[Exercise requirements]
Exclude the pictures, then copy all remaining records exactly.

* * *

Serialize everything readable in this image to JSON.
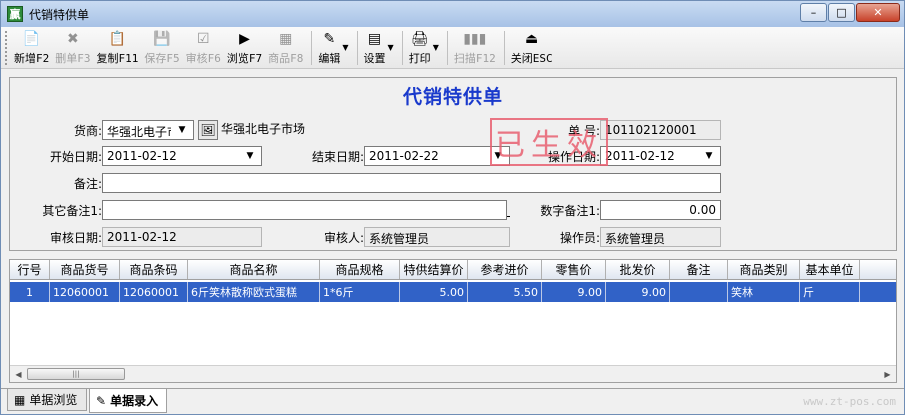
{
  "window": {
    "title": "代销特供单",
    "icon": "贏",
    "controls": {
      "minimize": "–",
      "maximize": "□",
      "close": "✕"
    }
  },
  "toolbar": [
    {
      "label": "新增F2",
      "icon": "📄",
      "enabled": true
    },
    {
      "label": "删单F3",
      "icon": "✖",
      "enabled": false
    },
    {
      "label": "复制F11",
      "icon": "📋",
      "enabled": true
    },
    {
      "label": "保存F5",
      "icon": "💾",
      "enabled": false
    },
    {
      "label": "审核F6",
      "icon": "☑",
      "enabled": false
    },
    {
      "label": "浏览F7",
      "icon": "▶",
      "enabled": true
    },
    {
      "label": "商品F8",
      "icon": "▦",
      "enabled": false
    },
    {
      "label": "编辑",
      "icon": "✎",
      "enabled": true,
      "dropdown": true
    },
    {
      "label": "设置",
      "icon": "▤",
      "enabled": true,
      "dropdown": true
    },
    {
      "label": "打印",
      "icon": "🖨",
      "enabled": true,
      "dropdown": true
    },
    {
      "label": "扫描F12",
      "icon": "▮▮▮",
      "enabled": false
    },
    {
      "label": "关闭ESC",
      "icon": "⏏",
      "enabled": true
    }
  ],
  "form": {
    "title": "代销特供单",
    "supplier_label": "货商:",
    "supplier_value": "华强北电子市",
    "supplier_name": "华强北电子市场",
    "docno_label": "单 号:",
    "docno_value": "101102120001",
    "start_label": "开始日期:",
    "start_value": "2011-02-12",
    "end_label": "结束日期:",
    "end_value": "2011-02-22",
    "opdate_label": "操作日期:",
    "opdate_value": "2011-02-12",
    "remark_label": "备注:",
    "remark_value": "",
    "other_label": "其它备注1:",
    "other_value": "",
    "num_label": "数字备注1:",
    "num_value": "0.00",
    "audit_date_label": "审核日期:",
    "audit_date_value": "2011-02-12",
    "auditor_label": "审核人:",
    "auditor_value": "系统管理员",
    "operator_label": "操作员:",
    "operator_value": "系统管理员",
    "stamp_text": "已生效",
    "stamp_color": "#e86070"
  },
  "grid": {
    "columns": [
      "行号",
      "商品货号",
      "商品条码",
      "商品名称",
      "商品规格",
      "特供结算价",
      "参考进价",
      "零售价",
      "批发价",
      "备注",
      "商品类别",
      "基本单位"
    ],
    "rows": [
      [
        "1",
        "12060001",
        "12060001",
        "6斤笑林散称欧式蛋糕",
        "1*6斤",
        "5.00",
        "5.50",
        "9.00",
        "9.00",
        "",
        "笑林",
        "斤"
      ]
    ]
  },
  "tabs": [
    {
      "label": "单据浏览",
      "icon": "▦",
      "active": false
    },
    {
      "label": "单据录入",
      "icon": "✎",
      "active": true
    }
  ],
  "watermark": "www.zt-pos.com"
}
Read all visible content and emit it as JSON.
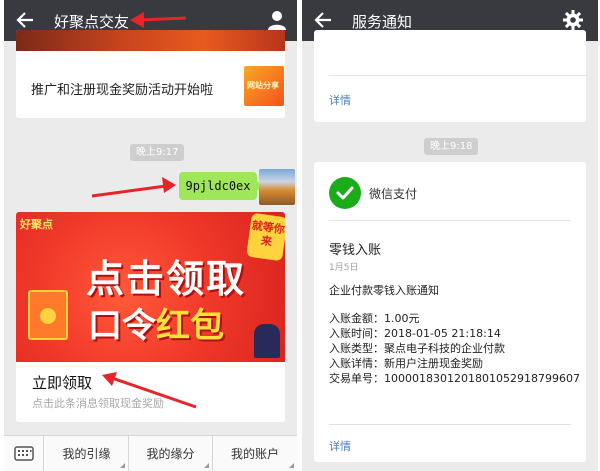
{
  "left": {
    "title": "好聚点交友",
    "promo_card": {
      "text": "推广和注册现金奖励活动开始啦",
      "thumb_text": "网站分享"
    },
    "time_pill": "晚上9:17",
    "sent_message": "9pjldc0ex",
    "redpacket_card": {
      "brand": "好聚点",
      "badge": "就等你来",
      "banner_line1": "点击领取",
      "banner_line2_a": "口令",
      "banner_line2_b": "红包",
      "cta": "立即领取",
      "cta_sub": "点击此条消息领取现金奖励"
    },
    "menu": [
      "我的引缘",
      "我的缘分",
      "我的账户"
    ]
  },
  "right": {
    "title": "服务通知",
    "card1": {
      "detail": "详情"
    },
    "time_pill": "晚上9:18",
    "card2": {
      "pay_name": "微信支付",
      "title": "零钱入账",
      "date": "1月5日",
      "intro": "企业付款零钱入账通知",
      "fields": [
        {
          "label": "入账金额：",
          "value": "1.00元"
        },
        {
          "label": "入账时间：",
          "value": "2018-01-05 21:18:14"
        },
        {
          "label": "入账类型：",
          "value": "聚点电子科技的企业付款"
        },
        {
          "label": "入账详情：",
          "value": "新用户注册现金奖励"
        },
        {
          "label": "交易单号：",
          "value": "1000018301201801052918799607"
        }
      ],
      "detail": "详情"
    }
  },
  "colors": {
    "topbar": "#393a3f",
    "bubble": "#9fe658",
    "wechat_pay": "#1aad19",
    "link": "#4a7cc0",
    "annotation_arrow": "#e8232a",
    "banner_red": "#f23a2a"
  },
  "icons": [
    "back-arrow-icon",
    "person-icon",
    "gear-icon",
    "keyboard-icon",
    "wechat-pay-icon"
  ]
}
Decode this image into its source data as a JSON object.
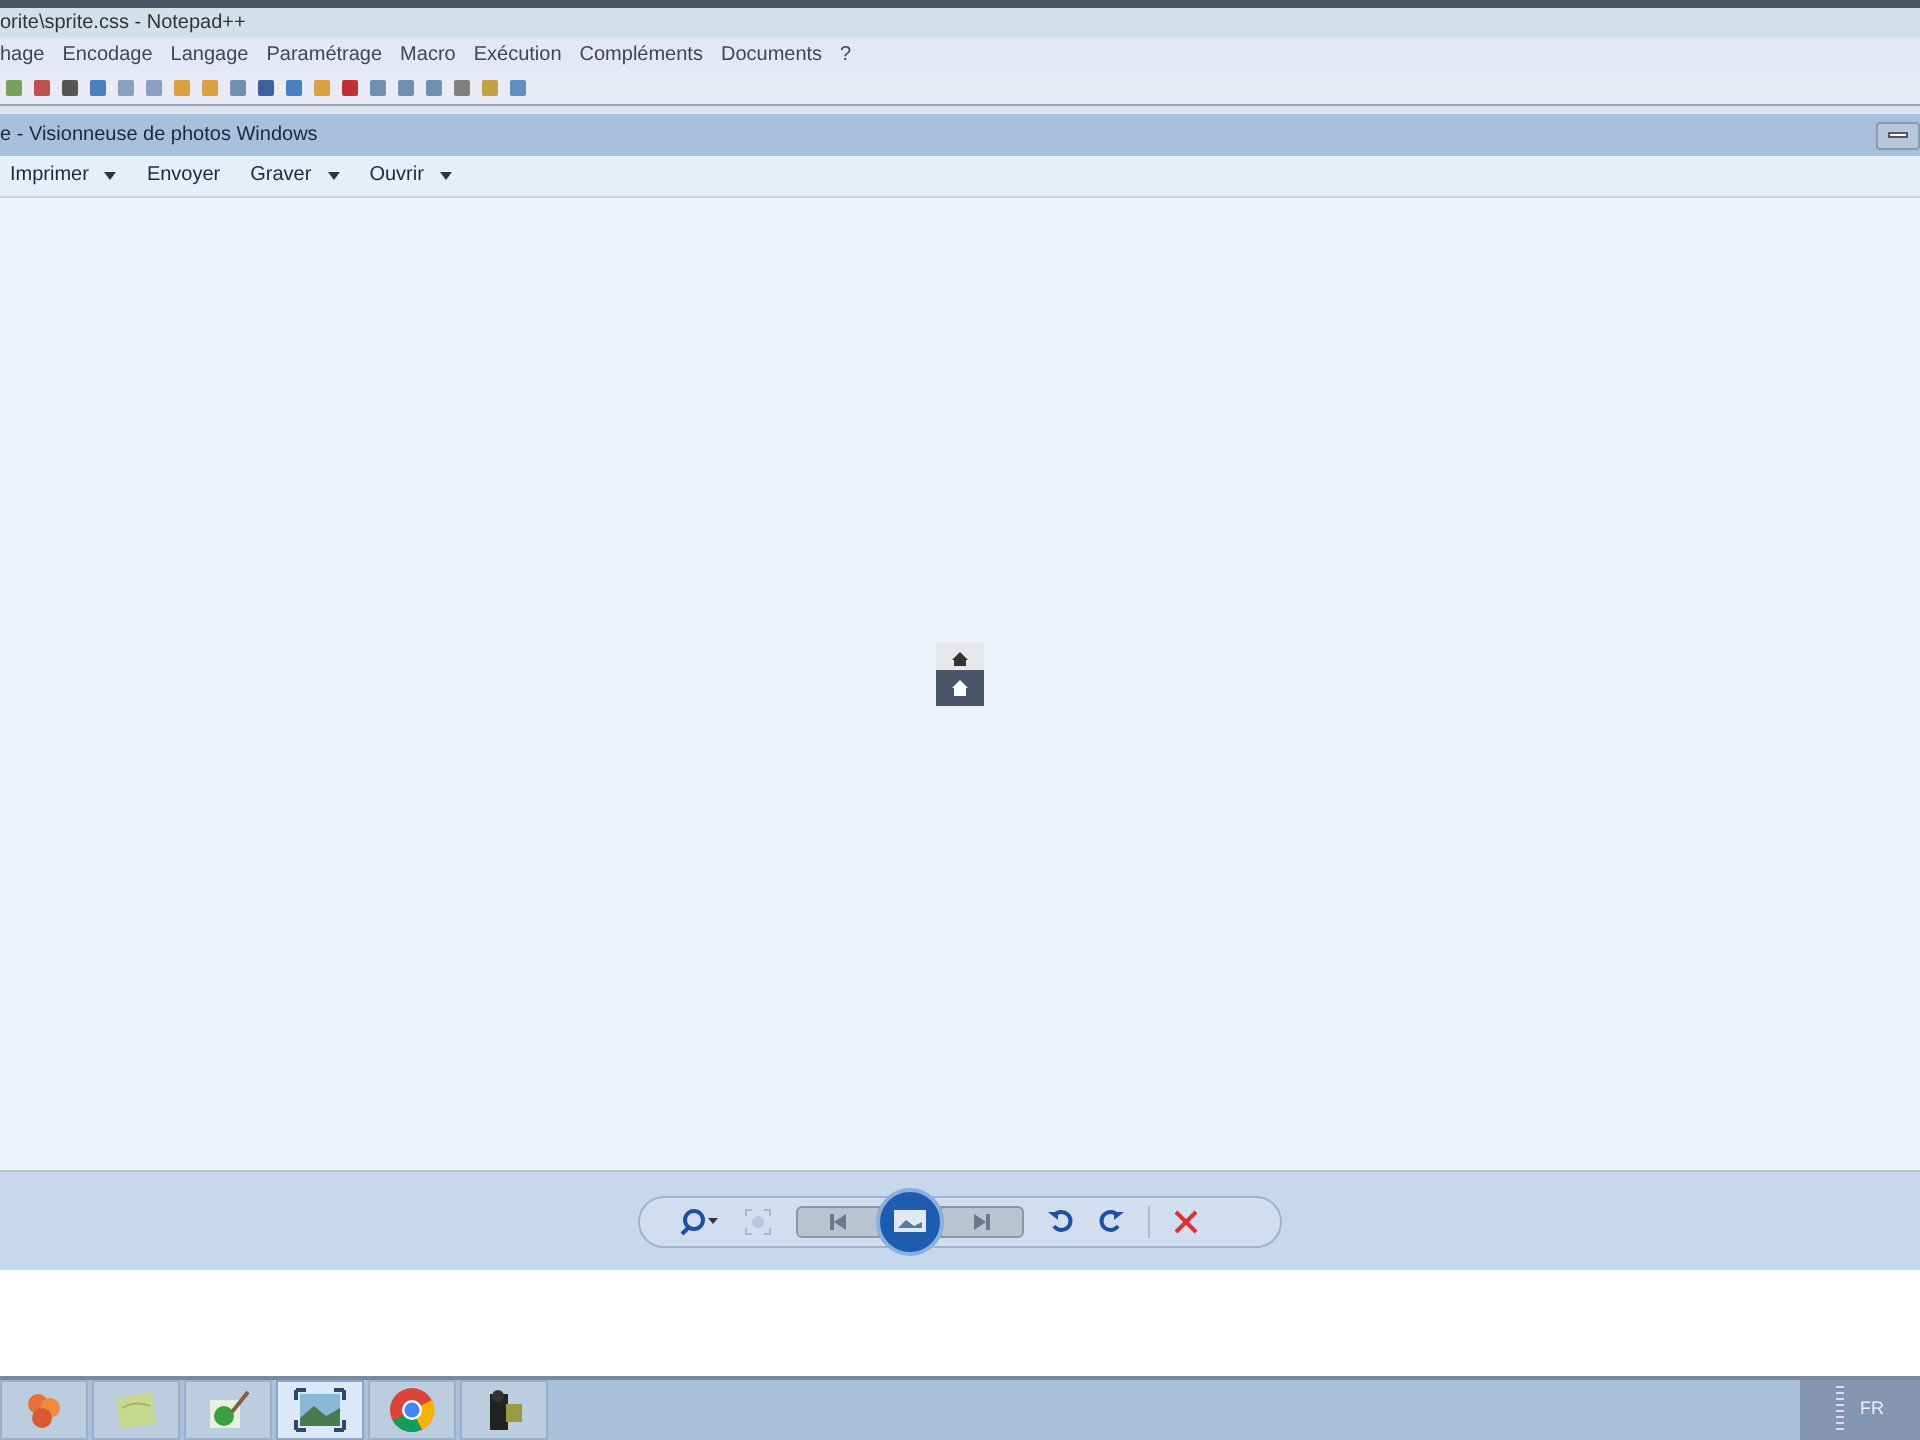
{
  "editor_window": {
    "title": "orite\\sprite.css - Notepad++",
    "menu": [
      "hage",
      "Encodage",
      "Langage",
      "Paramétrage",
      "Macro",
      "Exécution",
      "Compléments",
      "Documents",
      "?"
    ]
  },
  "viewer_window": {
    "title": "e - Visionneuse de photos Windows",
    "commands": [
      {
        "label": "Imprimer",
        "dropdown": true
      },
      {
        "label": "Envoyer",
        "dropdown": false
      },
      {
        "label": "Graver",
        "dropdown": true
      },
      {
        "label": "Ouvrir",
        "dropdown": true
      }
    ]
  },
  "taskbar": {
    "buttons": [
      {
        "selected": false
      },
      {
        "selected": false
      },
      {
        "selected": false
      },
      {
        "selected": true
      },
      {
        "selected": false
      },
      {
        "selected": false
      }
    ],
    "language": "FR"
  }
}
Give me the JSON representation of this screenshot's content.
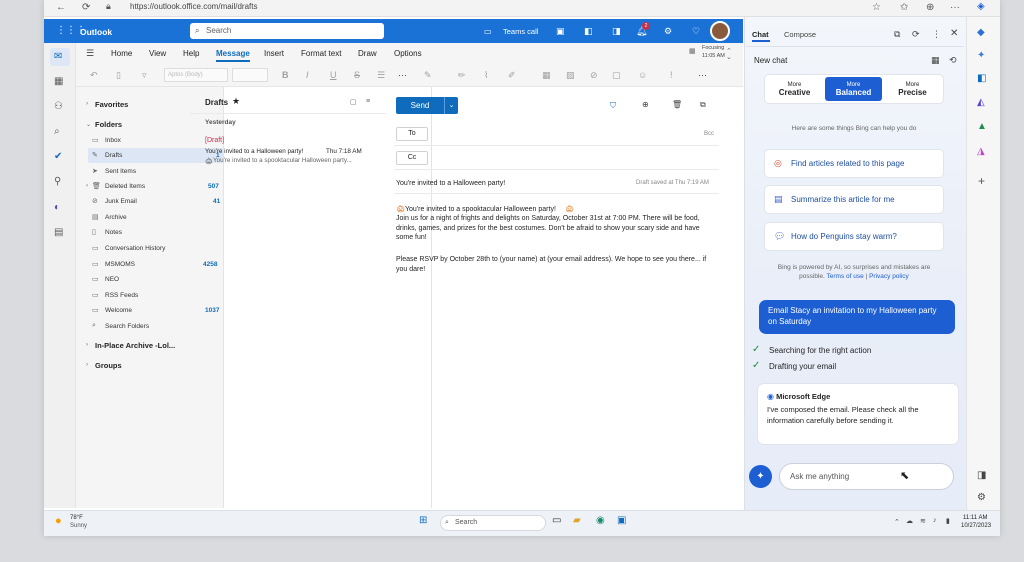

* * *

[Response for this exercise]
Serialize everything readable in this image to JSON.
{
  "window": {
    "title": "代销特供单",
    "icon": "贏",
    "controls": {
      "minimize": "–",
      "maximize": "□",
      "close": "✕"
    }
  },
  "toolbar": [
    {
      "label": "新增F2",
      "icon": "📄",
      "enabled": true
    },
    {
      "label": "删单F3",
      "icon": "✖",
      "enabled": false
    },
    {
      "label": "复制F11",
      "icon": "📋",
      "enabled": true
    },
    {
      "label": "保存F5",
      "icon": "💾",
      "enabled": false
    },
    {
      "label": "审核F6",
      "icon": "☑",
      "enabled": false
    },
    {
      "label": "浏览F7",
      "icon": "▶",
      "enabled": true
    },
    {
      "label": "商品F8",
      "icon": "▦",
      "enabled": false
    },
    {
      "label": "编辑",
      "icon": "✎",
      "enabled": true,
      "dropdown": true
    },
    {
      "label": "设置",
      "icon": "▤",
      "enabled": true,
      "dropdown": true
    },
    {
      "label": "打印",
      "icon": "🖨",
      "enabled": true,
      "dropdown": true
    },
    {
      "label": "扫描F12",
      "icon": "▮▮▮",
      "enabled": false
    },
    {
      "label": "关闭ESC",
      "icon": "⏏",
      "enabled": true
    }
  ],
  "form": {
    "title": "代销特供单",
    "supplier_label": "货商:",
    "supplier_value": "华强北电子市",
    "supplier_name": "华强北电子市场",
    "docno_label": "单 号:",
    "docno_value": "101102120001",
    "start_label": "开始日期:",
    "start_value": "2011-02-12",
    "end_label": "结束日期:",
    "end_value": "2011-02-22",
    "opdate_label": "操作日期:",
    "opdate_value": "2011-02-12",
    "remark_label": "备注:",
    "remark_value": "",
    "other_label": "其它备注1:",
    "other_value": "",
    "num_label": "数字备注1:",
    "num_value": "0.00",
    "audit_date_label": "审核日期:",
    "audit_date_value": "2011-02-12",
    "auditor_label": "审核人:",
    "auditor_value": "系统管理员",
    "operator_label": "操作员:",
    "operator_value": "系统管理员",
    "stamp_text": "已生效",
    "stamp_color": "#e86070"
  },
  "grid": {
    "columns": [
      "行号",
      "商品货号",
      "商品条码",
      "商品名称",
      "商品规格",
      "特供结算价",
      "参考进价",
      "零售价",
      "批发价",
      "备注",
      "商品类别",
      "基本单位"
    ],
    "rows": [
      [
        "1",
        "12060001",
        "12060001",
        "6斤笑林散称欧式蛋糕",
        "1*6斤",
        "5.00",
        "5.50",
        "9.00",
        "9.00",
        "",
        "笑林",
        "斤"
      ]
    ]
  },
  "tabs": [
    {
      "label": "单据浏览",
      "icon": "▦",
      "active": false
    },
    {
      "label": "单据录入",
      "icon": "✎",
      "active": true
    }
  ],
  "watermark": "www.zt-pos.com"
}
Read all visible content and emit it as JSON.
{
  "left": {
    "title": "好聚点交友",
    "promo_card": {
      "text": "推广和注册现金奖励活动开始啦",
      "thumb_text": "网站分享"
    },
    "time_pill": "晚上9:17",
    "sent_message": "9pjldc0ex",
    "redpacket_card": {
      "brand": "好聚点",
      "badge": "就等你来",
      "banner_line1": "点击领取",
      "banner_line2_a": "口令",
      "banner_line2_b": "红包",
      "cta": "立即领取",
      "cta_sub": "点击此条消息领取现金奖励"
    },
    "menu": [
      "我的引缘",
      "我的缘分",
      "我的账户"
    ]
  },
  "right": {
    "title": "服务通知",
    "card1": {
      "detail": "详情"
    },
    "time_pill": "晚上9:18",
    "card2": {
      "pay_name": "微信支付",
      "title": "零钱入账",
      "date": "1月5日",
      "intro": "企业付款零钱入账通知",
      "fields": [
        {
          "label": "入账金额：",
          "value": "1.00元"
        },
        {
          "label": "入账时间：",
          "value": "2018-01-05 21:18:14"
        },
        {
          "label": "入账类型：",
          "value": "聚点电子科技的企业付款"
        },
        {
          "label": "入账详情：",
          "value": "新用户注册现金奖励"
        },
        {
          "label": "交易单号：",
          "value": "1000018301201801052918799607"
        }
      ],
      "detail": "详情"
    }
  },
  "colors": {
    "topbar": "#393a3f",
    "bubble": "#9fe658",
    "wechat_pay": "#1aad19",
    "link": "#4a7cc0",
    "annotation_arrow": "#e8232a",
    "banner_red": "#f23a2a"
  },
  "icons": [
    "back-arrow-icon",
    "person-icon",
    "gear-icon",
    "keyboard-icon",
    "wechat-pay-icon"
  ]
}
Decode this image into its source data as a JSON object.
{
  "editor_window": {
    "title": "orite\\sprite.css - Notepad++",
    "menu": [
      "hage",
      "Encodage",
      "Langage",
      "Paramétrage",
      "Macro",
      "Exécution",
      "Compléments",
      "Documents",
      "?"
    ]
  },
  "viewer_window": {
    "title": "e - Visionneuse de photos Windows",
    "commands": [
      {
        "label": "Imprimer",
        "dropdown": true
      },
      {
        "label": "Envoyer",
        "dropdown": false
      },
      {
        "label": "Graver",
        "dropdown": true
      },
      {
        "label": "Ouvrir",
        "dropdown": true
      }
    ]
  },
  "taskbar": {
    "buttons": [
      {
        "selected": false
      },
      {
        "selected": false
      },
      {
        "selected": false
      },
      {
        "selected": true
      },
      {
        "selected": false
      },
      {
        "selected": false
      }
    ],
    "language": "FR"
  }
}
Give me the JSON representation of this screenshot's content.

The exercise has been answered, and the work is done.